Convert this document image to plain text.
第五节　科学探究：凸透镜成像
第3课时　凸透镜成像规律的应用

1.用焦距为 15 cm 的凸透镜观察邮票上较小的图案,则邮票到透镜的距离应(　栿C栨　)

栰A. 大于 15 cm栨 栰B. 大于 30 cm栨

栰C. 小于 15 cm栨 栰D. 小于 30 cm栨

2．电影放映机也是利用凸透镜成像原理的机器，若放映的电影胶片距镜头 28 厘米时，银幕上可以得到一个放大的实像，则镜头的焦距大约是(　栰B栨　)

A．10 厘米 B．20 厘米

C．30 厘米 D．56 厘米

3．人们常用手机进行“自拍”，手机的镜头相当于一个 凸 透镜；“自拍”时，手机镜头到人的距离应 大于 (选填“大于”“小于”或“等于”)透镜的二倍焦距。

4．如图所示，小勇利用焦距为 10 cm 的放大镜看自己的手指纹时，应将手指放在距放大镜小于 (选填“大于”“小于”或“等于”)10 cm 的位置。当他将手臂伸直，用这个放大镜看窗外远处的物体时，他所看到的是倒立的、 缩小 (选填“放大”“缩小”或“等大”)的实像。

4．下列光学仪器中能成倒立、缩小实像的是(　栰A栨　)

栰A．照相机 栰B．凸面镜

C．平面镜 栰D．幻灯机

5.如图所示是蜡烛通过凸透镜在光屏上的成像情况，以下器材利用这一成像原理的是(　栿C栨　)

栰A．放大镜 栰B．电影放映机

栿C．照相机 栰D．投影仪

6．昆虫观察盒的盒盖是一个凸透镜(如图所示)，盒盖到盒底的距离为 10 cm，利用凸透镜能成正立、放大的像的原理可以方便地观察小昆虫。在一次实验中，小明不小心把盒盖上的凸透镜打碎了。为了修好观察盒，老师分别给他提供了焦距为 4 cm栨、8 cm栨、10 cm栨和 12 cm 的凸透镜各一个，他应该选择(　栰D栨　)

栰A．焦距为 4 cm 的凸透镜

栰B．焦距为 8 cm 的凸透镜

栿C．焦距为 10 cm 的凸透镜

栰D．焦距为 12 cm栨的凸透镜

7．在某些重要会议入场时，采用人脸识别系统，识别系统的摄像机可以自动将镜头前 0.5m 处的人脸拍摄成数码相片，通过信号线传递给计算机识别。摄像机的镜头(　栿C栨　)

WHAT TO WORK ON. Return the listing above word for word.

OUTPUT FOR THIS EXERCISE.
Convert this document image to plain text.
第五节　科学探究：凸透镜成像
第3课时　凸透镜成像规律的应用

1.用焦距为 15 cm 的凸透镜观察邮票上较小的图案,则邮票到透镜的距离应(　栿C栨　)

栰A. 大于 15 cm栨 栰B. 大于 30 cm栨

栰C. 小于 15 cm栨 栰D. 小于 30 cm栨

2．电影放映机也是利用凸透镜成像原理的机器，若放映的电影胶片距镜头 28 厘米时，银幕上可以得到一个放大的实像，则镜头的焦距大约是(　栰B栨　)

A．10 厘米 B．20 厘米

C．30 厘米 D．56 厘米

3．人们常用手机进行“自拍”，手机的镜头相当于一个 凸 透镜；“自拍”时，手机镜头到人的距离应 大于 (选填“大于”“小于”或“等于”)透镜的二倍焦距。

4．如图所示，小勇利用焦距为 10 cm 的放大镜看自己的手指纹时，应将手指放在距放大镜小于 (选填“大于”“小于”或“等于”)10 cm 的位置。当他将手臂伸直，用这个放大镜看窗外远处的物体时，他所看到的是倒立的、 缩小 (选填“放大”“缩小”或“等大”)的实像。

4．下列光学仪器中能成倒立、缩小实像的是(　栰A栨　)

栰A．照相机 栰B．凸面镜

C．平面镜 栰D．幻灯机

5.如图所示是蜡烛通过凸透镜在光屏上的成像情况，以下器材利用这一成像原理的是(　栿C栨　)

栰A．放大镜 栰B．电影放映机

栿C．照相机 栰D．投影仪

6．昆虫观察盒的盒盖是一个凸透镜(如图所示)，盒盖到盒底的距离为 10 cm，利用凸透镜能成正立、放大的像的原理可以方便地观察小昆虫。在一次实验中，小明不小心把盒盖上的凸透镜打碎了。为了修好观察盒，老师分别给他提供了焦距为 4 cm栨、8 cm栨、10 cm栨和 12 cm 的凸透镜各一个，他应该选择(　栰D栨　)

栰A．焦距为 4 cm 的凸透镜

栰B．焦距为 8 cm 的凸透镜

栿C．焦距为 10 cm 的凸透镜

栰D．焦距为 12 cm栨的凸透镜

7．在某些重要会议入场时，采用人脸识别系统，识别系统的摄像机可以自动将镜头前 0.5m 处的人脸拍摄成数码相片，通过信号线传递给计算机识别。摄像机的镜头(　栿C栨　)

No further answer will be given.